Copy out all of the material exactly as presented.

(Records)
________________
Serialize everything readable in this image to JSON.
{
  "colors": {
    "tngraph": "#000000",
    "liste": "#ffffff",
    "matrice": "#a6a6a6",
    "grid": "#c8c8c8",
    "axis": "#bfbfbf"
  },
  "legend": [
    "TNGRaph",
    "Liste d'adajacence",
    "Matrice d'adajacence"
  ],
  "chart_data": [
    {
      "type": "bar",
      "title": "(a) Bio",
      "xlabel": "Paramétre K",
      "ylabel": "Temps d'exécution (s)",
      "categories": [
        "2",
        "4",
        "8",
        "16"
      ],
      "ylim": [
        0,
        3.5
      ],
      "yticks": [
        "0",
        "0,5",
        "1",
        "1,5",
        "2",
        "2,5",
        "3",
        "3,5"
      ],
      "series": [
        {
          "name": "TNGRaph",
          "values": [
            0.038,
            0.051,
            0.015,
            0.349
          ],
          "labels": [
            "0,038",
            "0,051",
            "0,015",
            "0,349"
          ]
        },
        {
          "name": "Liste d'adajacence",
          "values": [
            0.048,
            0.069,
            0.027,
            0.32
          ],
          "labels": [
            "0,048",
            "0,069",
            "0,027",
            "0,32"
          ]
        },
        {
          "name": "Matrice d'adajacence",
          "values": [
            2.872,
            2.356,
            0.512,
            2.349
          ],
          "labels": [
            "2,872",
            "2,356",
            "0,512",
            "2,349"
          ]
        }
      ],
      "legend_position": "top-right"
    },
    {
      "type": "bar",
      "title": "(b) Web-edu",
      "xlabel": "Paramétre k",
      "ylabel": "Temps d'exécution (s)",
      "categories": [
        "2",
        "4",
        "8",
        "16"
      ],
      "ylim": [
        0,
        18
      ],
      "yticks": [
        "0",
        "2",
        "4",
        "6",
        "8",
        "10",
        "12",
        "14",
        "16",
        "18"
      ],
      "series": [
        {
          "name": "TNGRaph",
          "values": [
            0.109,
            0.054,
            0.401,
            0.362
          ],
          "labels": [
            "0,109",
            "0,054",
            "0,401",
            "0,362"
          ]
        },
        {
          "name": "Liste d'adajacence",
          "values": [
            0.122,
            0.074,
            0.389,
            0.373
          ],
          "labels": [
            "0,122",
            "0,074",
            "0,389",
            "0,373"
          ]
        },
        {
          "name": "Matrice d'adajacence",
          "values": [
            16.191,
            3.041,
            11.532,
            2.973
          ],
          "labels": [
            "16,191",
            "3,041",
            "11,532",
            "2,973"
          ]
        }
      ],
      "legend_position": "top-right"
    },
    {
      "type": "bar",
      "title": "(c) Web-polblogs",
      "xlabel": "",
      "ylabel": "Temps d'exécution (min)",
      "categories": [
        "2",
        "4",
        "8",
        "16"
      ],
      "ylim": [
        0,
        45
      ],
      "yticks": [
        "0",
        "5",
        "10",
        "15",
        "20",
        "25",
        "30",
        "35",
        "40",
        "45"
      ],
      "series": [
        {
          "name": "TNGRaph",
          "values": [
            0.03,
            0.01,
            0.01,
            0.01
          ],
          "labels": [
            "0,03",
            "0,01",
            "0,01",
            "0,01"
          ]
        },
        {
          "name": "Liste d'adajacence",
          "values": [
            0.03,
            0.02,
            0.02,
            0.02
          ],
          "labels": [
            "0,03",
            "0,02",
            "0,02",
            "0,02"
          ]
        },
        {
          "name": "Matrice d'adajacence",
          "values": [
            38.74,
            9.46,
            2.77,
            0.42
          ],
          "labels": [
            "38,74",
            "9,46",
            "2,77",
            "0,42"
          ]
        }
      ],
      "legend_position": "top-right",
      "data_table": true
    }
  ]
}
________________
RESULT FOR THIS EXERCISE:
Serialize everything readable in this image to JSON.
{
  "colors": {
    "tngraph": "#000000",
    "liste": "#ffffff",
    "matrice": "#a6a6a6",
    "grid": "#c8c8c8",
    "axis": "#bfbfbf"
  },
  "legend": [
    "TNGRaph",
    "Liste d'adajacence",
    "Matrice d'adajacence"
  ],
  "chart_data": [
    {
      "type": "bar",
      "title": "(a) Bio",
      "xlabel": "Paramétre K",
      "ylabel": "Temps d'exécution (s)",
      "categories": [
        "2",
        "4",
        "8",
        "16"
      ],
      "ylim": [
        0,
        3.5
      ],
      "yticks": [
        "0",
        "0,5",
        "1",
        "1,5",
        "2",
        "2,5",
        "3",
        "3,5"
      ],
      "series": [
        {
          "name": "TNGRaph",
          "values": [
            0.038,
            0.051,
            0.015,
            0.349
          ],
          "labels": [
            "0,038",
            "0,051",
            "0,015",
            "0,349"
          ]
        },
        {
          "name": "Liste d'adajacence",
          "values": [
            0.048,
            0.069,
            0.027,
            0.32
          ],
          "labels": [
            "0,048",
            "0,069",
            "0,027",
            "0,32"
          ]
        },
        {
          "name": "Matrice d'adajacence",
          "values": [
            2.872,
            2.356,
            0.512,
            2.349
          ],
          "labels": [
            "2,872",
            "2,356",
            "0,512",
            "2,349"
          ]
        }
      ],
      "legend_position": "top-right"
    },
    {
      "type": "bar",
      "title": "(b) Web-edu",
      "xlabel": "Paramétre k",
      "ylabel": "Temps d'exécution (s)",
      "categories": [
        "2",
        "4",
        "8",
        "16"
      ],
      "ylim": [
        0,
        18
      ],
      "yticks": [
        "0",
        "2",
        "4",
        "6",
        "8",
        "10",
        "12",
        "14",
        "16",
        "18"
      ],
      "series": [
        {
          "name": "TNGRaph",
          "values": [
            0.109,
            0.054,
            0.401,
            0.362
          ],
          "labels": [
            "0,109",
            "0,054",
            "0,401",
            "0,362"
          ]
        },
        {
          "name": "Liste d'adajacence",
          "values": [
            0.122,
            0.074,
            0.389,
            0.373
          ],
          "labels": [
            "0,122",
            "0,074",
            "0,389",
            "0,373"
          ]
        },
        {
          "name": "Matrice d'adajacence",
          "values": [
            16.191,
            3.041,
            11.532,
            2.973
          ],
          "labels": [
            "16,191",
            "3,041",
            "11,532",
            "2,973"
          ]
        }
      ],
      "legend_position": "top-right"
    },
    {
      "type": "bar",
      "title": "(c) Web-polblogs",
      "xlabel": "",
      "ylabel": "Temps d'exécution (min)",
      "categories": [
        "2",
        "4",
        "8",
        "16"
      ],
      "ylim": [
        0,
        45
      ],
      "yticks": [
        "0",
        "5",
        "10",
        "15",
        "20",
        "25",
        "30",
        "35",
        "40",
        "45"
      ],
      "series": [
        {
          "name": "TNGRaph",
          "values": [
            0.03,
            0.01,
            0.01,
            0.01
          ],
          "labels": [
            "0,03",
            "0,01",
            "0,01",
            "0,01"
          ]
        },
        {
          "name": "Liste d'adajacence",
          "values": [
            0.03,
            0.02,
            0.02,
            0.02
          ],
          "labels": [
            "0,03",
            "0,02",
            "0,02",
            "0,02"
          ]
        },
        {
          "name": "Matrice d'adajacence",
          "values": [
            38.74,
            9.46,
            2.77,
            0.42
          ],
          "labels": [
            "38,74",
            "9,46",
            "2,77",
            "0,42"
          ]
        }
      ],
      "legend_position": "top-right",
      "data_table": true
    }
  ]
}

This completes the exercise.